THE REQUEST = Take from the listing each line that has the string "this".

[Data entries for graphics]
----
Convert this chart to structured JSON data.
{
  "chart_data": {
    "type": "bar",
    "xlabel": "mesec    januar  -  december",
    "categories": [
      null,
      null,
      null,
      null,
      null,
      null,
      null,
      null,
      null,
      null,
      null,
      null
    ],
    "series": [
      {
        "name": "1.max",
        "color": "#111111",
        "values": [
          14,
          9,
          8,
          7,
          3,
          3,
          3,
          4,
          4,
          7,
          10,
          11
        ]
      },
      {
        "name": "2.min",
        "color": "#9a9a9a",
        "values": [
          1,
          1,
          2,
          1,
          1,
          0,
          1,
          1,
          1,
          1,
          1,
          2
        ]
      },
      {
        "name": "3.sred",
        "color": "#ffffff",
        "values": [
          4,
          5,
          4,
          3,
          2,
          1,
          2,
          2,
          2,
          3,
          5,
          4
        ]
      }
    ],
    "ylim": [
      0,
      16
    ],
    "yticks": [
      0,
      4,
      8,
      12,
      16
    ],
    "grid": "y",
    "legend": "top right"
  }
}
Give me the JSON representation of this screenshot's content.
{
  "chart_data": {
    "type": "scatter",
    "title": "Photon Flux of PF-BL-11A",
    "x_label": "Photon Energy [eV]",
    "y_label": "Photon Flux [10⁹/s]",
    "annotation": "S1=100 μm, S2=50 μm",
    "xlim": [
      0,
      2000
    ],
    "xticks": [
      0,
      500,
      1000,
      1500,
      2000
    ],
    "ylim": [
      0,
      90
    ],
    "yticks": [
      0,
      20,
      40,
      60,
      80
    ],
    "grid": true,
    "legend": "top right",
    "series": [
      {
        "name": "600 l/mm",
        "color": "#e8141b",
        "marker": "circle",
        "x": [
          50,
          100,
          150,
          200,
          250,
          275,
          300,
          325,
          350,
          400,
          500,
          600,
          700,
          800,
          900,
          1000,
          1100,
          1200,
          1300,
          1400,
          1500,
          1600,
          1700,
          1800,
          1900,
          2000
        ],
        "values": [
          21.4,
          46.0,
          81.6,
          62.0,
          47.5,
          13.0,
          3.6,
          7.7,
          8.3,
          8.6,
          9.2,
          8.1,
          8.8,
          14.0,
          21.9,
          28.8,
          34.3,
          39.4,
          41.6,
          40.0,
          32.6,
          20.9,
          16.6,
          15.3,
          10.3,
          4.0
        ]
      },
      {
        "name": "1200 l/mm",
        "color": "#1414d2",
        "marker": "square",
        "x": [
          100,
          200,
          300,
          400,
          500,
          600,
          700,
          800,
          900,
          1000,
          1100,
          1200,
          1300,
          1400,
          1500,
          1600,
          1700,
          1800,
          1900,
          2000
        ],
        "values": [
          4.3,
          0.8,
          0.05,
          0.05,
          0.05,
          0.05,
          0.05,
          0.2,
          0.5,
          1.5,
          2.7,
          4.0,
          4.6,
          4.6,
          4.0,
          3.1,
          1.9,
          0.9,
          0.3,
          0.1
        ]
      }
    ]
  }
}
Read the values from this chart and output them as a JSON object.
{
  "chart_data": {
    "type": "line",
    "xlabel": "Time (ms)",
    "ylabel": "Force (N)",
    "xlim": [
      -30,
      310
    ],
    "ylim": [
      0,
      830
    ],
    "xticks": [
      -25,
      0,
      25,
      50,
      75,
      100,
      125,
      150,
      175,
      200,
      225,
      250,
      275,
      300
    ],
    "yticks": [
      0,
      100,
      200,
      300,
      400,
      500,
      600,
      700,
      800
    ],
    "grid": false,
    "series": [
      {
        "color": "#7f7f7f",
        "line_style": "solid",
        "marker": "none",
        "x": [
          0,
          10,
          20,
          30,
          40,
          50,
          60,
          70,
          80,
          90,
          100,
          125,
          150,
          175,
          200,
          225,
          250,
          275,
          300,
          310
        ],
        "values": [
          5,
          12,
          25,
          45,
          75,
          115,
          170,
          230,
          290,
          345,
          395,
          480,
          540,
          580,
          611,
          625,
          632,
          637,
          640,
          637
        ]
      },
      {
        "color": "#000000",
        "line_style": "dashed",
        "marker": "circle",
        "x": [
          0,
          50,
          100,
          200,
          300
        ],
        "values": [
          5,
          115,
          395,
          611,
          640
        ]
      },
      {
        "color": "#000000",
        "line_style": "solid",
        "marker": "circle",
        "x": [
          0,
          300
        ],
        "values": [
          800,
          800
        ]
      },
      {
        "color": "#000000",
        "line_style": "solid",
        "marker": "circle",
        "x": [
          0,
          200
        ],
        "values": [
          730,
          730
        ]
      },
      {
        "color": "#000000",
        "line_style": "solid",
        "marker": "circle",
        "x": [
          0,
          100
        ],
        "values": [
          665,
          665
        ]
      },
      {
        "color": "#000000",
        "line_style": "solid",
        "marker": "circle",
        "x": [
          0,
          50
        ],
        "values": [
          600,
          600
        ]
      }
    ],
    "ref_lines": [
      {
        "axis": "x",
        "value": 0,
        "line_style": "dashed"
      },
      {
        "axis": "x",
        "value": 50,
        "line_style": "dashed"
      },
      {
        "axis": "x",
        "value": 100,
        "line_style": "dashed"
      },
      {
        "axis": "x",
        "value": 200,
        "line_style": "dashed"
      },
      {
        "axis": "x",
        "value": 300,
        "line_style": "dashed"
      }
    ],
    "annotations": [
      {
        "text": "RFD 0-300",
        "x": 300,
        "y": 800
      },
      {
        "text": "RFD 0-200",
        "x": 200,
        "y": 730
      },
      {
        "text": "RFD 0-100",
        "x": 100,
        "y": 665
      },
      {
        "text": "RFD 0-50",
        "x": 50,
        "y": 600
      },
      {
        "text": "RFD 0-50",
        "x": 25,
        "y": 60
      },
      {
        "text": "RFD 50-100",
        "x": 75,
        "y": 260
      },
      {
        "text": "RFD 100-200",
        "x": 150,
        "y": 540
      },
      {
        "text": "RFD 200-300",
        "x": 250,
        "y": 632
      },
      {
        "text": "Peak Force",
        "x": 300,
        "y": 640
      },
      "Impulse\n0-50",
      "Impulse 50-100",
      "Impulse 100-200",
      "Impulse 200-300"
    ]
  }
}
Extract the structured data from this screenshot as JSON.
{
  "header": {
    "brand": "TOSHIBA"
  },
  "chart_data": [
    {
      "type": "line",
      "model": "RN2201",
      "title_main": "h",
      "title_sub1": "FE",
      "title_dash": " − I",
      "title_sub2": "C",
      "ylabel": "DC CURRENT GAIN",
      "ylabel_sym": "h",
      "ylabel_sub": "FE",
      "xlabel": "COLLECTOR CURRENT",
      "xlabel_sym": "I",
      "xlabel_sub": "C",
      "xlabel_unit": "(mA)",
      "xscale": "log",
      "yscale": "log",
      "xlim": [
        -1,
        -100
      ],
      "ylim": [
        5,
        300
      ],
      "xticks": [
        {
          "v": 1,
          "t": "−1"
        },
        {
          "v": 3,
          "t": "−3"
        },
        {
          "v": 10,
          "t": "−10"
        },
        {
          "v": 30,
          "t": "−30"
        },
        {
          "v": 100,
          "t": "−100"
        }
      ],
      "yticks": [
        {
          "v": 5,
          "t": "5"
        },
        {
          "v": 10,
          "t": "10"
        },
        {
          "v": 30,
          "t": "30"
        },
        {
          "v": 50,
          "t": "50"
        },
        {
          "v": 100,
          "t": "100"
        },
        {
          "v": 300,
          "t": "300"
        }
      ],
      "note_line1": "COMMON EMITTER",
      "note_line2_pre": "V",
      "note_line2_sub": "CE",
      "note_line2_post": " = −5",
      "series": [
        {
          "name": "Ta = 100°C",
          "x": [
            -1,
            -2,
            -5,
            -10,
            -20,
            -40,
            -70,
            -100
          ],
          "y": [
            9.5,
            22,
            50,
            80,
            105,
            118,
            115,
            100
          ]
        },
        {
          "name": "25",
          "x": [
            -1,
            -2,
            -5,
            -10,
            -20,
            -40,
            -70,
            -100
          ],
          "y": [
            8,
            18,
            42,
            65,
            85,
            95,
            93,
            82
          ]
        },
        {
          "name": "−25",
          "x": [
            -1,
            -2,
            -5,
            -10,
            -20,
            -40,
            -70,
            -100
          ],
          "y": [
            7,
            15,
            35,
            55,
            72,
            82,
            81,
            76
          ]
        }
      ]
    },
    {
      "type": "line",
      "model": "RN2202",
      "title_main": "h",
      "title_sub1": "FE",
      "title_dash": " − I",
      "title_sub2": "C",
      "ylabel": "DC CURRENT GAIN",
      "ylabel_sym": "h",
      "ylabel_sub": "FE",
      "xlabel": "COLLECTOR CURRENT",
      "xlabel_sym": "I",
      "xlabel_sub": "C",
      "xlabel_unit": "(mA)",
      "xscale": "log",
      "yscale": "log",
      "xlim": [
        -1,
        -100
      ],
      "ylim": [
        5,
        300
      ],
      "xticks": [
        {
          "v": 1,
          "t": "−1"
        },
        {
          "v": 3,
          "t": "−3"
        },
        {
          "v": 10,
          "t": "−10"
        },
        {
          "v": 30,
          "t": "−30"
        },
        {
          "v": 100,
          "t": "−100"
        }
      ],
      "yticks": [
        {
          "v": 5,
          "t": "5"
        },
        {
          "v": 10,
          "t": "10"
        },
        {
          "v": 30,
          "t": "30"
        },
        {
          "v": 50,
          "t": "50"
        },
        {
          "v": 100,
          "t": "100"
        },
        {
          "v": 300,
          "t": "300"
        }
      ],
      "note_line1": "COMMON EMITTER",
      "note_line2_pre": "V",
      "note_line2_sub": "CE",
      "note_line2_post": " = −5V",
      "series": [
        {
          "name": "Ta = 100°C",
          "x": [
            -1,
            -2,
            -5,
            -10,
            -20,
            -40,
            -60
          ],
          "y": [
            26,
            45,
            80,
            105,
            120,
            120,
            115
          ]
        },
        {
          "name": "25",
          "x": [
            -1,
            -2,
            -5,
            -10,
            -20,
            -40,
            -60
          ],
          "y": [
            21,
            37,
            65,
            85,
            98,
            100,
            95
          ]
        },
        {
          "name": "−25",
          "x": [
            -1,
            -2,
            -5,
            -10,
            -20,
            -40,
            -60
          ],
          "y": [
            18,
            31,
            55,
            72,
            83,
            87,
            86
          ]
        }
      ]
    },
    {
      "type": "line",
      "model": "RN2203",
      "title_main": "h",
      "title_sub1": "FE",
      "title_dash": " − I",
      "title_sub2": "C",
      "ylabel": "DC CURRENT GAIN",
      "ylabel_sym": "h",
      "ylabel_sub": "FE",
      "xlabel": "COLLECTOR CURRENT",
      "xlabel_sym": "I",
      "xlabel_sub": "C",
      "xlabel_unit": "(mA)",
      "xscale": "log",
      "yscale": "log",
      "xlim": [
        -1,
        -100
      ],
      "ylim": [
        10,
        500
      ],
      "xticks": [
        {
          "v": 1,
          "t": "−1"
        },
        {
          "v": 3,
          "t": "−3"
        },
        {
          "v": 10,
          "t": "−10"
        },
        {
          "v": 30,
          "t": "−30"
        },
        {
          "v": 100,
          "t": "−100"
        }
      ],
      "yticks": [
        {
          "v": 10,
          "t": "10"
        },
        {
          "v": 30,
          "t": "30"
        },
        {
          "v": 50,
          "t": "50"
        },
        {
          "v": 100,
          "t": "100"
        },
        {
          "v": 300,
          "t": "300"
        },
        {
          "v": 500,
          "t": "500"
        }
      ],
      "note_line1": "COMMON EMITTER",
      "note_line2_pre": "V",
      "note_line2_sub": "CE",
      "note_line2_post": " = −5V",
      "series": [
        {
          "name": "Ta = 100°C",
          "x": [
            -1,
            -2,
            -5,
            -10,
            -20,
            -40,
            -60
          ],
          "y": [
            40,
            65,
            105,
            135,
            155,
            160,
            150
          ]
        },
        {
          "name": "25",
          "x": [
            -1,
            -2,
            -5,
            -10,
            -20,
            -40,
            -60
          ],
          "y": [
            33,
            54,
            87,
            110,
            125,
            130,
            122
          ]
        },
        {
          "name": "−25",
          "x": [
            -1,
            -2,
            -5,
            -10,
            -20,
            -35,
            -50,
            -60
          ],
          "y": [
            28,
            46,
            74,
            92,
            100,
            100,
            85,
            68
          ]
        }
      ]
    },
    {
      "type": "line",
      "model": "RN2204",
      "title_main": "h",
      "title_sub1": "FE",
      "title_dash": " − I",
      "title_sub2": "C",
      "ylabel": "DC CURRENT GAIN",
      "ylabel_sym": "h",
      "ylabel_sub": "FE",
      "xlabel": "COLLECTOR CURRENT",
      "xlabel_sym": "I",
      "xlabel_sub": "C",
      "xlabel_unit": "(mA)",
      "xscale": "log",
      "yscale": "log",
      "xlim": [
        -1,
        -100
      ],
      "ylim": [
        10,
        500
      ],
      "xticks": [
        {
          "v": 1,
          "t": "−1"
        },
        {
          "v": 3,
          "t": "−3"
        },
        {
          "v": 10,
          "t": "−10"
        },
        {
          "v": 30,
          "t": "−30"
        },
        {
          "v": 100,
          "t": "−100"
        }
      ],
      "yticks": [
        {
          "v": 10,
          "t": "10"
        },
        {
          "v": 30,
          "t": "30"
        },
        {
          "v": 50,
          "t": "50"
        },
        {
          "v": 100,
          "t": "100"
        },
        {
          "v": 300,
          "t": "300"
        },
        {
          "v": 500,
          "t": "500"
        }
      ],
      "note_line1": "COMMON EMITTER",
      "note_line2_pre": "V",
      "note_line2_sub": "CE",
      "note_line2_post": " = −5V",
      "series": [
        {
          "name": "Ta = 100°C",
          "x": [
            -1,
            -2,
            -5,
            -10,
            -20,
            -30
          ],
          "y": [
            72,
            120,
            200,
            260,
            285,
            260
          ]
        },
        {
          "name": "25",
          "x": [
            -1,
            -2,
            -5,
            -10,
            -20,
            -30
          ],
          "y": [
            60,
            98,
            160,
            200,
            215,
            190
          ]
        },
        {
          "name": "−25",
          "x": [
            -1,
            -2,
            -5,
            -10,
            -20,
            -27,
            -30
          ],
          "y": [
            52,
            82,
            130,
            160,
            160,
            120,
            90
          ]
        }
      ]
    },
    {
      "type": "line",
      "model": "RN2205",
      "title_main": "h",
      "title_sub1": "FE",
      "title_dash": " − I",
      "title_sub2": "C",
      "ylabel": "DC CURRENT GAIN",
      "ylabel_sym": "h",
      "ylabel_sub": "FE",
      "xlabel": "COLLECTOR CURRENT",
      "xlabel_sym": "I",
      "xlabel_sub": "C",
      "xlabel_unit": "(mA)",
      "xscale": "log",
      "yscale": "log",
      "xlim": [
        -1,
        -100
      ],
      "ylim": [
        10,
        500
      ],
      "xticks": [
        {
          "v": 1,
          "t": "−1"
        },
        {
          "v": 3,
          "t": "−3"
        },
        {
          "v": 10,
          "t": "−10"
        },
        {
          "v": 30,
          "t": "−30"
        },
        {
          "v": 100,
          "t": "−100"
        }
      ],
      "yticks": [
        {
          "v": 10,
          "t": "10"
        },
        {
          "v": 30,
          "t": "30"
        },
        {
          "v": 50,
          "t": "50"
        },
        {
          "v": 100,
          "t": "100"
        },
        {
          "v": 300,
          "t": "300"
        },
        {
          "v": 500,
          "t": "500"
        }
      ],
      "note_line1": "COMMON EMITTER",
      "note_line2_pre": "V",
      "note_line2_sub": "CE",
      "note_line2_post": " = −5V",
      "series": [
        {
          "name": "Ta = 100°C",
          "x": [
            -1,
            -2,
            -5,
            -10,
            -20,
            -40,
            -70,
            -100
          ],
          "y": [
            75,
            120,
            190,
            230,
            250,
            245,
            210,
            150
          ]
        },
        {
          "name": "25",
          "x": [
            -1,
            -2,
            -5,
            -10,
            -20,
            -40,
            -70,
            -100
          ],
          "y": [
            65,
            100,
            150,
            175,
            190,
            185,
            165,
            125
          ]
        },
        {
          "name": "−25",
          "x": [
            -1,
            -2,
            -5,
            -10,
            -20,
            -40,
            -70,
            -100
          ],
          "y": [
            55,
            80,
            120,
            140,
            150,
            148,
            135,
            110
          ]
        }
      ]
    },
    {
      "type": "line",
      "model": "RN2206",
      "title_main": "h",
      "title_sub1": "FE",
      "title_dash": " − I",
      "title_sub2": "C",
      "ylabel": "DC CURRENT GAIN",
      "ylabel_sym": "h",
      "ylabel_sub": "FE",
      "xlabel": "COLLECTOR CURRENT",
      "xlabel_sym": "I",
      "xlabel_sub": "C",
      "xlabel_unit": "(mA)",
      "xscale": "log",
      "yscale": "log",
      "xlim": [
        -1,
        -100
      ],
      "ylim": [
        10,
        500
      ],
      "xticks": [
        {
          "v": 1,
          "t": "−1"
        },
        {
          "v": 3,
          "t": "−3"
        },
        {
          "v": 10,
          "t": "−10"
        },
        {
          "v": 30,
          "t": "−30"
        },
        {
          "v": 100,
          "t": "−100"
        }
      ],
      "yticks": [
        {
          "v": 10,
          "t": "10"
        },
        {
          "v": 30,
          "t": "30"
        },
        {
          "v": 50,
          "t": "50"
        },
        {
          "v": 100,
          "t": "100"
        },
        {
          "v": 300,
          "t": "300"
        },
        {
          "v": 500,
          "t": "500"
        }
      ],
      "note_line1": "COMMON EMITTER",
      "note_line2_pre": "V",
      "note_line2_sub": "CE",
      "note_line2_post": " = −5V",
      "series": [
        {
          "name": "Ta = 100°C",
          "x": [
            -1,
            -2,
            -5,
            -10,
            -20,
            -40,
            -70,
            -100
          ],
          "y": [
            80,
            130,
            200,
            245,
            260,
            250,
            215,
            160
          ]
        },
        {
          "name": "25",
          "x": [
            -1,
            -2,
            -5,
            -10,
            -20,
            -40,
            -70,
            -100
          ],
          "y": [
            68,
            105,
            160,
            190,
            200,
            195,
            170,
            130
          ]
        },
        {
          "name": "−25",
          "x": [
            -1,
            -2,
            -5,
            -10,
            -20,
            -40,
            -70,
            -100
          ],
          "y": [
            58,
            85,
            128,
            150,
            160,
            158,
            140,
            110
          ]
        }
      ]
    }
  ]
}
----
THE OUTPUT =
Convert this chart to structured JSON data.
Give me the JSON representation of this screenshot's content.
Read the values from this chart and output them as a JSON object.
Extract the structured data from this screenshot as JSON.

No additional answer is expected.